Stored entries
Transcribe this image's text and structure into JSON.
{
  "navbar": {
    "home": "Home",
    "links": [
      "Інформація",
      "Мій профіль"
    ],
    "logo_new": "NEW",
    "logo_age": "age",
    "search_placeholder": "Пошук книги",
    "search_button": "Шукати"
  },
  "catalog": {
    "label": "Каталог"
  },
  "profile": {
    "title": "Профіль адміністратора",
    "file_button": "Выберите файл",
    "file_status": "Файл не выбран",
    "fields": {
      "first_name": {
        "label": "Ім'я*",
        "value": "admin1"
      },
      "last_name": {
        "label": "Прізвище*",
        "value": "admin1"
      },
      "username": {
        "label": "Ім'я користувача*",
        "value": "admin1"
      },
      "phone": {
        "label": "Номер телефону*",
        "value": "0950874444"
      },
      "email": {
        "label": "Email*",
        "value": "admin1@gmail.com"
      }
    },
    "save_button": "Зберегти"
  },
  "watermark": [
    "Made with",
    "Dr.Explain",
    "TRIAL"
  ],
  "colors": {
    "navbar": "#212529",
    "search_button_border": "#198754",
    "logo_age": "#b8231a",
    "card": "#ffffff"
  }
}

*TO BE DONE:* Reproduce the whole listing word for word.

*REPLY TO THE EXERCISE:*
Transcribe this image's text and structure into JSON.
{
  "navbar": {
    "home": "Home",
    "links": [
      "Інформація",
      "Мій профіль"
    ],
    "logo_new": "NEW",
    "logo_age": "age",
    "search_placeholder": "Пошук книги",
    "search_button": "Шукати"
  },
  "catalog": {
    "label": "Каталог"
  },
  "profile": {
    "title": "Профіль адміністратора",
    "file_button": "Выберите файл",
    "file_status": "Файл не выбран",
    "fields": {
      "first_name": {
        "label": "Ім'я*",
        "value": "admin1"
      },
      "last_name": {
        "label": "Прізвище*",
        "value": "admin1"
      },
      "username": {
        "label": "Ім'я користувача*",
        "value": "admin1"
      },
      "phone": {
        "label": "Номер телефону*",
        "value": "0950874444"
      },
      "email": {
        "label": "Email*",
        "value": "admin1@gmail.com"
      }
    },
    "save_button": "Зберегти"
  },
  "watermark": [
    "Made with",
    "Dr.Explain",
    "TRIAL"
  ],
  "colors": {
    "navbar": "#212529",
    "search_button_border": "#198754",
    "logo_age": "#b8231a",
    "card": "#ffffff"
  }
}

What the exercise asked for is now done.